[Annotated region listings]
- - -
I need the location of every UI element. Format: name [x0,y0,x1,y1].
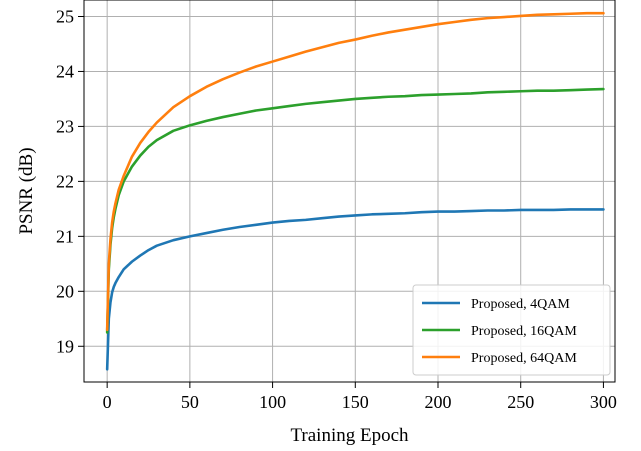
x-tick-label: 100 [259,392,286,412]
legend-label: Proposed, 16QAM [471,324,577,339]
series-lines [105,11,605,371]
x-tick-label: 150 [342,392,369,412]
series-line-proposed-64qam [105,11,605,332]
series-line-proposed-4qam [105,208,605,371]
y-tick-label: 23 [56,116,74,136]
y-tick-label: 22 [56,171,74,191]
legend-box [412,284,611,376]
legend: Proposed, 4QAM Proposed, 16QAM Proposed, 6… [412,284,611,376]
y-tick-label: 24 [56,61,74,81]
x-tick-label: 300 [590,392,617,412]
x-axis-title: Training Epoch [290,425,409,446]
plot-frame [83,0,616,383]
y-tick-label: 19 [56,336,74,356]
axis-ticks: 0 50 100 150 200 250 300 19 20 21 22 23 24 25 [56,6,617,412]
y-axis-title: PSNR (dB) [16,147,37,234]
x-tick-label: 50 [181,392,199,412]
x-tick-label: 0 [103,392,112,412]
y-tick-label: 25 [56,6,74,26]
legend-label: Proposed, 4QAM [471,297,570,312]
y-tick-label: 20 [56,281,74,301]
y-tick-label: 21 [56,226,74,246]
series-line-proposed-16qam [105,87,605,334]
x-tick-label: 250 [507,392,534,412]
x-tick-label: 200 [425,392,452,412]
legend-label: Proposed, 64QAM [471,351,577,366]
- - -
YOUR OBJECTIVE ::
Arrange every line of the items above as a Markdown table with two columns, Row and Line, numbering the rows and skipping blank lines. Leave the pictures out.

SOLUTION TO THE EXERCISE ::
| Row | Line |
|---|---|
| 1 | I need the location of every UI element. Format: name [x0,y0,x1,y1]. |
| 2 | x-tick-label: 100 [259,392,286,412] |
| 3 | legend-label: Proposed, 16QAM [471,324,577,339] |
| 4 | series-lines [105,11,605,371] |
| 5 | x-tick-label: 150 [342,392,369,412] |
| 6 | series-line-proposed-64qam [105,11,605,332] |
| 7 | series-line-proposed-4qam [105,208,605,371] |
| 8 | y-tick-label: 23 [56,116,74,136] |
| 9 | y-tick-label: 22 [56,171,74,191] |
| 10 | legend-box [412,284,611,376] |
| 11 | legend: Proposed, 4QAM Proposed, 16QAM Proposed, 6… [412,284,611,376] |
| 12 | y-tick-label: 24 [56,61,74,81] |
| 13 | x-tick-label: 300 [590,392,617,412] |
| 14 | x-axis-title: Training Epoch [290,425,409,446] |
| 15 | plot-frame [83,0,616,383] |
| 16 | y-tick-label: 19 [56,336,74,356] |
| 17 | axis-ticks: 0 50 100 150 200 250 300 19 20 21 22 23 24 25 [56,6,617,412] |
| 18 | y-axis-title: PSNR (dB) [16,147,37,234] |
| 19 | x-tick-label: 50 [181,392,199,412] |
| 20 | x-tick-label: 0 [103,392,112,412] |
| 21 | y-tick-label: 25 [56,6,74,26] |
| 22 | legend-label: Proposed, 4QAM [471,297,570,312] |
| 23 | y-tick-label: 20 [56,281,74,301] |
| 24 | y-tick-label: 21 [56,226,74,246] |
| 25 | series-line-proposed-16qam [105,87,605,334] |
| 26 | x-tick-label: 250 [507,392,534,412] |
| 27 | x-tick-label: 200 [425,392,452,412] |
| 28 | legend-label: Proposed, 64QAM [471,351,577,366] |